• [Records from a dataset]
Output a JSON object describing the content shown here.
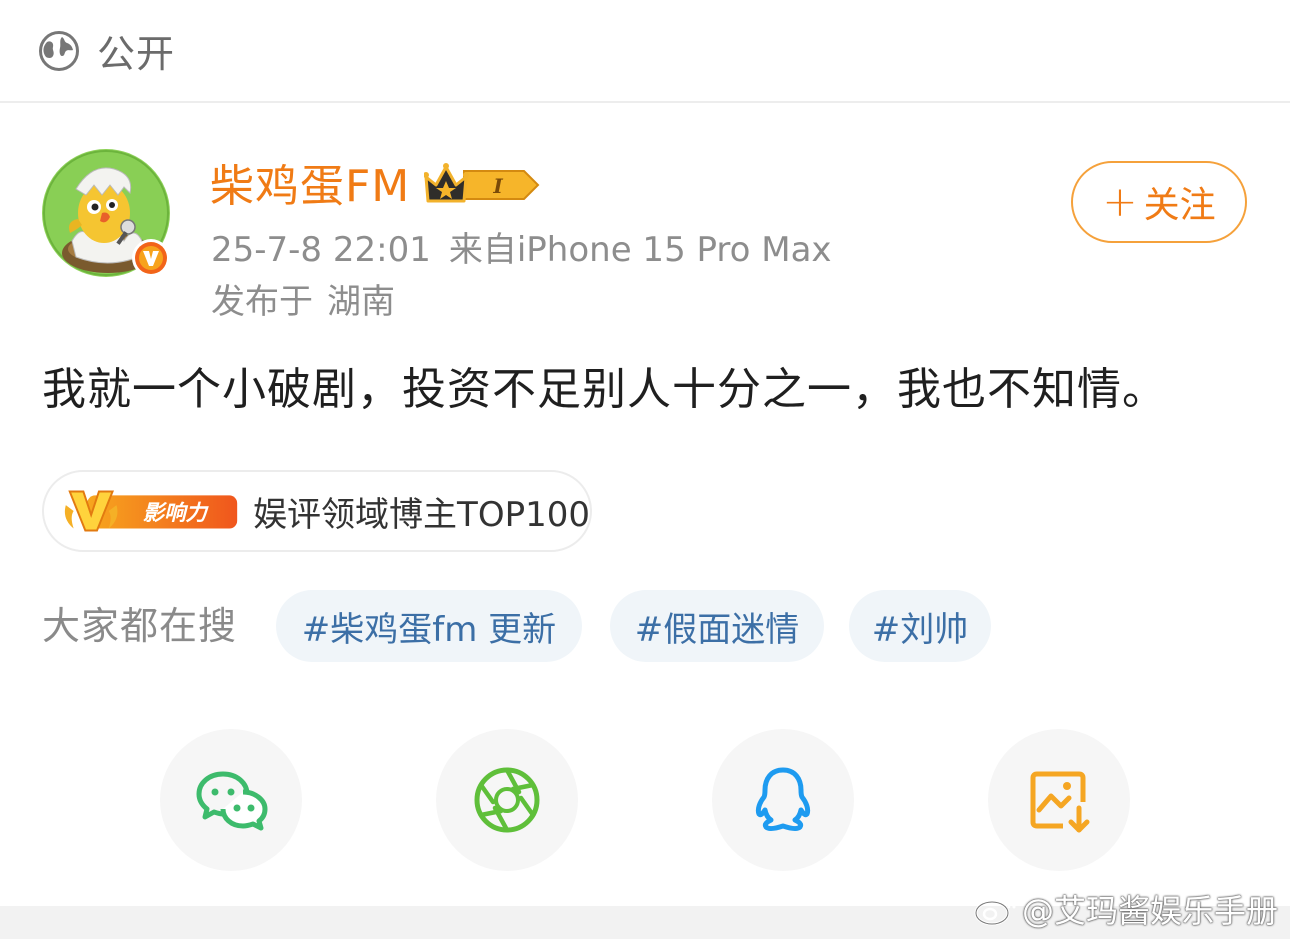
{
  "visibility": {
    "icon": "globe-icon",
    "label": "公开"
  },
  "user": {
    "name": "柴鸡蛋FM",
    "level_badge": "crown-level-badge",
    "level_text": "I",
    "verified": true,
    "verified_mark": "V",
    "timestamp": "25-7-8 22:01",
    "source": "来自iPhone 15 Pro Max",
    "location_prefix": "发布于",
    "location": "湖南"
  },
  "follow_button": {
    "plus": "+",
    "label": "关注"
  },
  "post": {
    "text": "我就一个小破剧，投资不足别人十分之一，我也不知情。"
  },
  "influence": {
    "badge_letter": "V",
    "badge_text": "影响力",
    "label": "娱评领域博主TOP100"
  },
  "hot_search": {
    "label": "大家都在搜",
    "tags": [
      "#柴鸡蛋fm 更新",
      "#假面迷情",
      "#刘帅"
    ]
  },
  "share": [
    {
      "icon": "wechat-icon",
      "color": "#3dbb6c"
    },
    {
      "icon": "moments-icon",
      "color": "#5fbf3a"
    },
    {
      "icon": "qq-icon",
      "color": "#1e9bf0"
    },
    {
      "icon": "save-image-icon",
      "color": "#f5a623"
    }
  ],
  "watermark": {
    "icon": "weibo-logo-icon",
    "text": "@艾玛酱娱乐手册"
  },
  "colors": {
    "accent_orange": "#f07b15",
    "hashtag_blue": "#3c6fa6",
    "hashtag_bg": "#f0f5f9"
  }
}
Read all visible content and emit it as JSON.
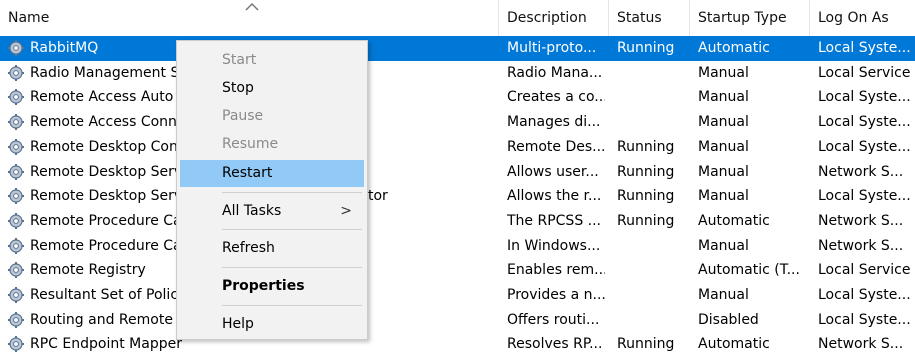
{
  "columns": {
    "name": "Name",
    "description": "Description",
    "status": "Status",
    "startup_type": "Startup Type",
    "log_on_as": "Log On As"
  },
  "rows": [
    {
      "name": "RabbitMQ",
      "description": "Multi-proto...",
      "status": "Running",
      "startup": "Automatic",
      "logon": "Local Syste...",
      "selected": true
    },
    {
      "name": "Radio Management S",
      "description": "Radio Mana...",
      "status": "",
      "startup": "Manual",
      "logon": "Local Service"
    },
    {
      "name": "Remote Access Auto",
      "description": "Creates a co...",
      "status": "",
      "startup": "Manual",
      "logon": "Local Syste..."
    },
    {
      "name": "Remote Access Conn",
      "description": "Manages di...",
      "status": "",
      "startup": "Manual",
      "logon": "Local Syste..."
    },
    {
      "name": "Remote Desktop Con",
      "description": "Remote Des...",
      "status": "Running",
      "startup": "Manual",
      "logon": "Local Syste..."
    },
    {
      "name": "Remote Desktop Serv",
      "description": "Allows user...",
      "status": "Running",
      "startup": "Manual",
      "logon": "Network S..."
    },
    {
      "name": "Remote Desktop Serv",
      "description": "Allows the r...",
      "status": "Running",
      "startup": "Manual",
      "logon": "Local Syste...",
      "trailing": "tor"
    },
    {
      "name": "Remote Procedure Ca",
      "description": "The RPCSS ...",
      "status": "Running",
      "startup": "Automatic",
      "logon": "Network S..."
    },
    {
      "name": "Remote Procedure Ca",
      "description": "In Windows...",
      "status": "",
      "startup": "Manual",
      "logon": "Network S..."
    },
    {
      "name": "Remote Registry",
      "description": "Enables rem...",
      "status": "",
      "startup": "Automatic (T...",
      "logon": "Local Service"
    },
    {
      "name": "Resultant Set of Polic",
      "description": "Provides a n...",
      "status": "",
      "startup": "Manual",
      "logon": "Local Syste..."
    },
    {
      "name": "Routing and Remote",
      "description": "Offers routi...",
      "status": "",
      "startup": "Disabled",
      "logon": "Local Syste..."
    },
    {
      "name": "RPC Endpoint Mapper",
      "description": "Resolves RP...",
      "status": "Running",
      "startup": "Automatic",
      "logon": "Network S..."
    }
  ],
  "context_menu": {
    "start": "Start",
    "stop": "Stop",
    "pause": "Pause",
    "resume": "Resume",
    "restart": "Restart",
    "all_tasks": "All Tasks",
    "all_tasks_arrow": ">",
    "refresh": "Refresh",
    "properties": "Properties",
    "help": "Help"
  },
  "colors": {
    "selection": "#0078d7",
    "menu_hover": "#91c9f7",
    "menu_background": "#f2f2f2",
    "disabled_text": "#8a8a8a"
  },
  "icons": {
    "service": "gear-icon",
    "sort": "sort-ascending-icon",
    "submenu": "chevron-right-icon"
  }
}
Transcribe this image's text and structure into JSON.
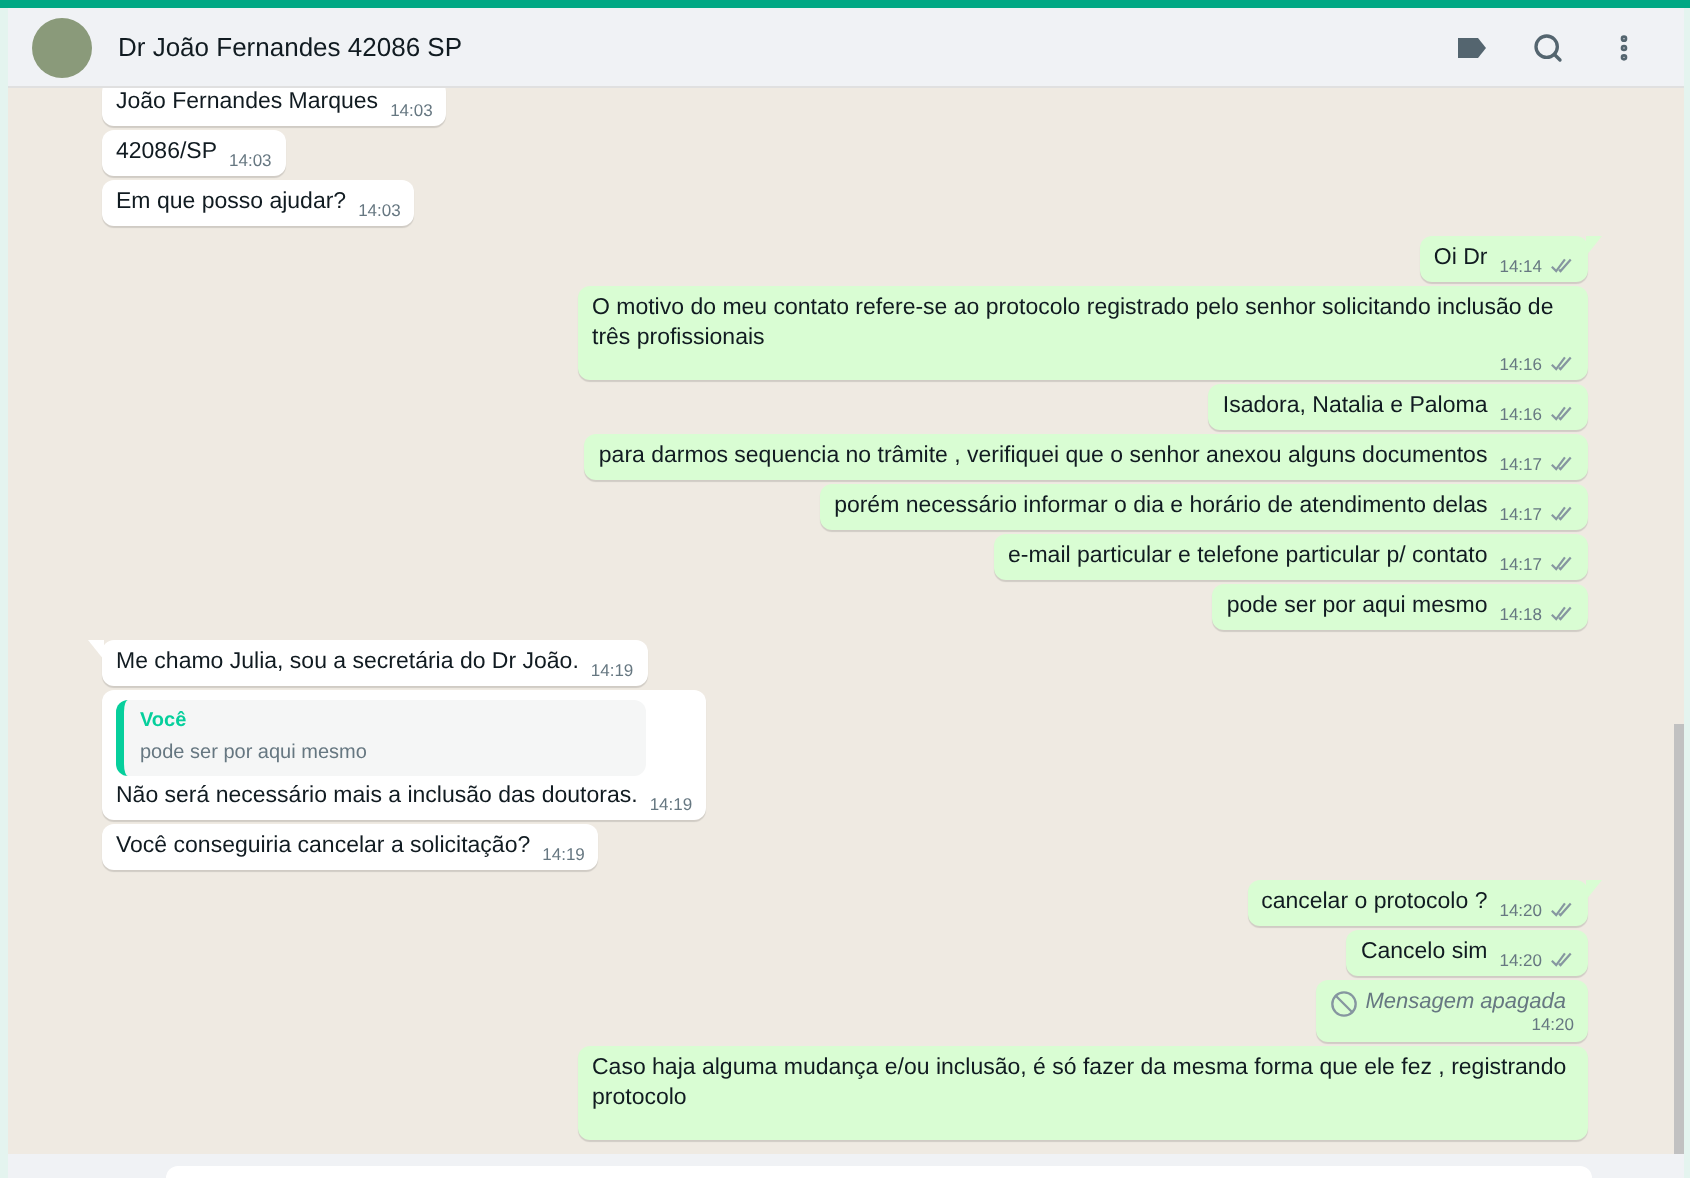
{
  "header": {
    "title": "Dr João Fernandes 42086 SP"
  },
  "messages": [
    {
      "outgoing": false,
      "kind": "text",
      "text": "João Fernandes Marques",
      "time": "14:03",
      "tail": false
    },
    {
      "outgoing": false,
      "kind": "text",
      "text": "42086/SP",
      "time": "14:03",
      "tail": false
    },
    {
      "outgoing": false,
      "kind": "text",
      "text": "Em que posso ajudar?",
      "time": "14:03",
      "tail": false
    },
    {
      "outgoing": true,
      "kind": "text",
      "text": "Oi Dr",
      "time": "14:14",
      "tail": true,
      "delivered": true
    },
    {
      "outgoing": true,
      "kind": "text",
      "text": "O motivo do meu contato refere-se ao protocolo registrado pelo senhor solicitando inclusão de três profissionais",
      "time": "14:16",
      "tail": false,
      "delivered": true
    },
    {
      "outgoing": true,
      "kind": "text",
      "text": "Isadora, Natalia e Paloma",
      "time": "14:16",
      "tail": false,
      "delivered": true
    },
    {
      "outgoing": true,
      "kind": "text",
      "text": "para darmos sequencia no trâmite , verifiquei que o senhor anexou alguns documentos",
      "time": "14:17",
      "tail": false,
      "delivered": true
    },
    {
      "outgoing": true,
      "kind": "text",
      "text": "porém necessário informar o dia e horário de atendimento delas",
      "time": "14:17",
      "tail": false,
      "delivered": true
    },
    {
      "outgoing": true,
      "kind": "text",
      "text": "e-mail particular e telefone particular p/ contato",
      "time": "14:17",
      "tail": false,
      "delivered": true
    },
    {
      "outgoing": true,
      "kind": "text",
      "text": "pode ser por aqui mesmo",
      "time": "14:18",
      "tail": false,
      "delivered": true
    },
    {
      "outgoing": false,
      "kind": "text",
      "text": "Me chamo Julia, sou a secretária do Dr João.",
      "time": "14:19",
      "tail": true
    },
    {
      "outgoing": false,
      "kind": "reply",
      "quote_author": "Você",
      "quote_text": "pode ser por aqui mesmo",
      "text": "Não será necessário mais a inclusão das doutoras.",
      "time": "14:19",
      "tail": false
    },
    {
      "outgoing": false,
      "kind": "text",
      "text": "Você conseguiria cancelar a solicitação?",
      "time": "14:19",
      "tail": false
    },
    {
      "outgoing": true,
      "kind": "text",
      "text": "cancelar o protocolo ?",
      "time": "14:20",
      "tail": true,
      "delivered": true
    },
    {
      "outgoing": true,
      "kind": "text",
      "text": "Cancelo sim",
      "time": "14:20",
      "tail": false,
      "delivered": true
    },
    {
      "outgoing": true,
      "kind": "deleted",
      "text": "Mensagem apagada",
      "time": "14:20",
      "tail": false
    },
    {
      "outgoing": true,
      "kind": "text",
      "text": "Caso haja alguma mudança e/ou inclusão, é só fazer da mesma forma que ele fez , registrando protocolo",
      "tail": false
    }
  ]
}
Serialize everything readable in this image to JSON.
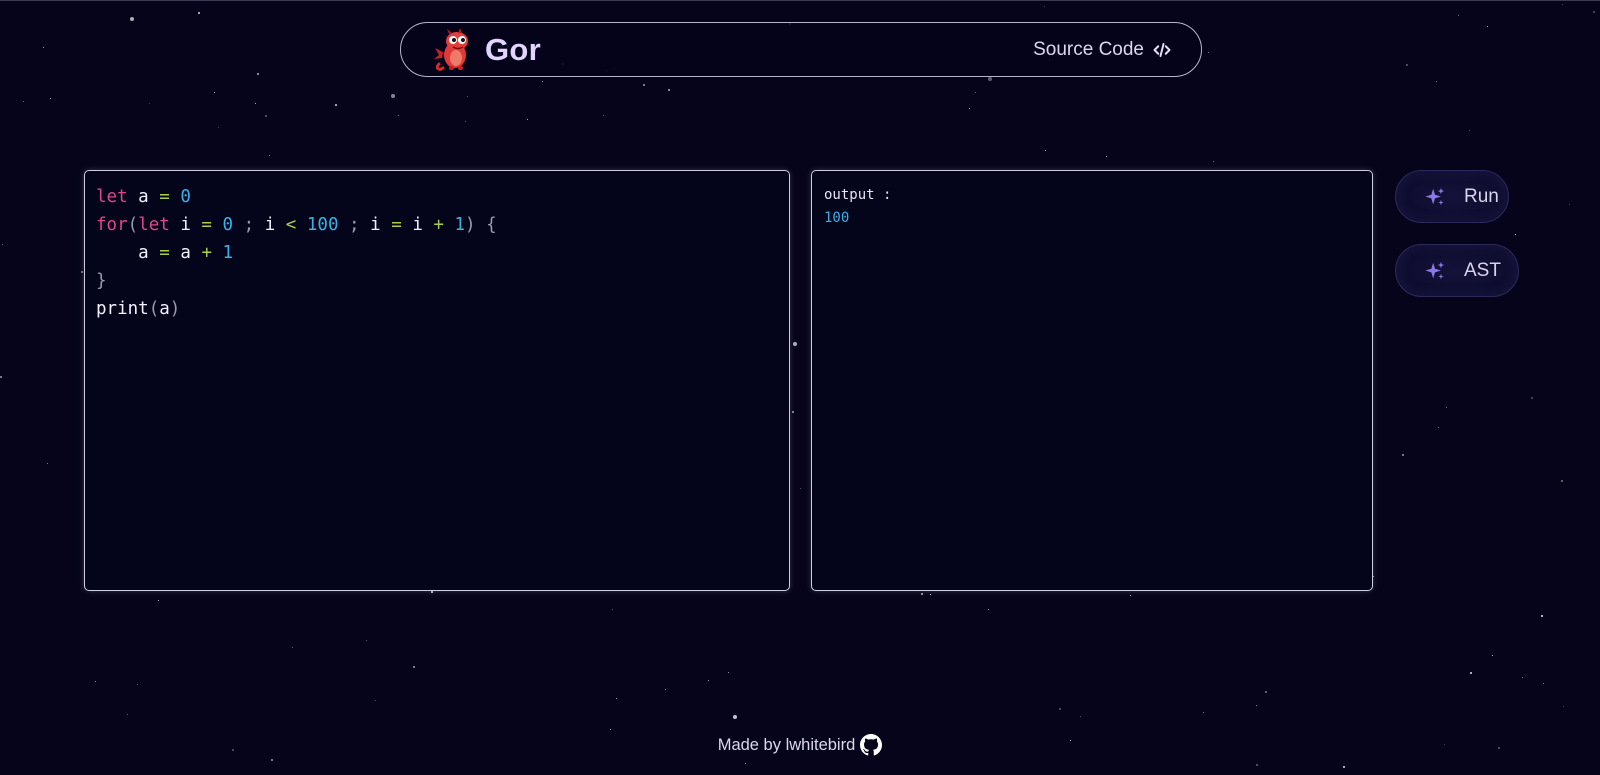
{
  "nav": {
    "brand_name": "Gor",
    "source_code_label": "Source Code"
  },
  "editor": {
    "lines": [
      [
        {
          "t": "let",
          "c": "kw"
        },
        {
          "t": " "
        },
        {
          "t": "a",
          "c": "var"
        },
        {
          "t": " "
        },
        {
          "t": "=",
          "c": "op"
        },
        {
          "t": " "
        },
        {
          "t": "0",
          "c": "num"
        }
      ],
      [
        {
          "t": "for",
          "c": "kw"
        },
        {
          "t": "(",
          "c": "pun"
        },
        {
          "t": "let",
          "c": "kw"
        },
        {
          "t": " "
        },
        {
          "t": "i",
          "c": "var"
        },
        {
          "t": " "
        },
        {
          "t": "=",
          "c": "op"
        },
        {
          "t": " "
        },
        {
          "t": "0",
          "c": "num"
        },
        {
          "t": " "
        },
        {
          "t": ";",
          "c": "pun"
        },
        {
          "t": " "
        },
        {
          "t": "i",
          "c": "var"
        },
        {
          "t": " "
        },
        {
          "t": "<",
          "c": "op"
        },
        {
          "t": " "
        },
        {
          "t": "100",
          "c": "num"
        },
        {
          "t": " "
        },
        {
          "t": ";",
          "c": "pun"
        },
        {
          "t": " "
        },
        {
          "t": "i",
          "c": "var"
        },
        {
          "t": " "
        },
        {
          "t": "=",
          "c": "op"
        },
        {
          "t": " "
        },
        {
          "t": "i",
          "c": "var"
        },
        {
          "t": " "
        },
        {
          "t": "+",
          "c": "op"
        },
        {
          "t": " "
        },
        {
          "t": "1",
          "c": "num"
        },
        {
          "t": ")",
          "c": "pun"
        },
        {
          "t": " "
        },
        {
          "t": "{",
          "c": "pun"
        }
      ],
      [
        {
          "t": "    "
        },
        {
          "t": "a",
          "c": "var"
        },
        {
          "t": " "
        },
        {
          "t": "=",
          "c": "op"
        },
        {
          "t": " "
        },
        {
          "t": "a",
          "c": "var"
        },
        {
          "t": " "
        },
        {
          "t": "+",
          "c": "op"
        },
        {
          "t": " "
        },
        {
          "t": "1",
          "c": "num"
        }
      ],
      [
        {
          "t": "}",
          "c": "pun"
        }
      ],
      [
        {
          "t": "print",
          "c": "var"
        },
        {
          "t": "(",
          "c": "pun"
        },
        {
          "t": "a",
          "c": "var"
        },
        {
          "t": ")",
          "c": "pun"
        }
      ]
    ]
  },
  "output": {
    "label": "output :",
    "value": "100"
  },
  "buttons": {
    "run_label": "Run",
    "ast_label": "AST"
  },
  "footer": {
    "made_by": "Made by lwhitebird"
  },
  "colors": {
    "background": "#05041a",
    "keyword": "#e0468c",
    "number": "#3ab0e8",
    "operator": "#a7d04a",
    "brand": "#e3d4ff",
    "sparkle": "#8b78e6"
  },
  "icons": {
    "logo": "red-dragon-mascot-icon",
    "source_code": "code-brackets-icon",
    "run": "sparkles-icon",
    "ast": "sparkles-icon",
    "footer": "github-icon"
  }
}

• [Problem]
Gather each line in the entries above where the string "João" is found.

• [Written answer]
    "title": "Dr João Fernandes 42086 SP"
      "text": "João Fernandes Marques",
      "text": "Me chamo Julia, sou a secretária do Dr João.",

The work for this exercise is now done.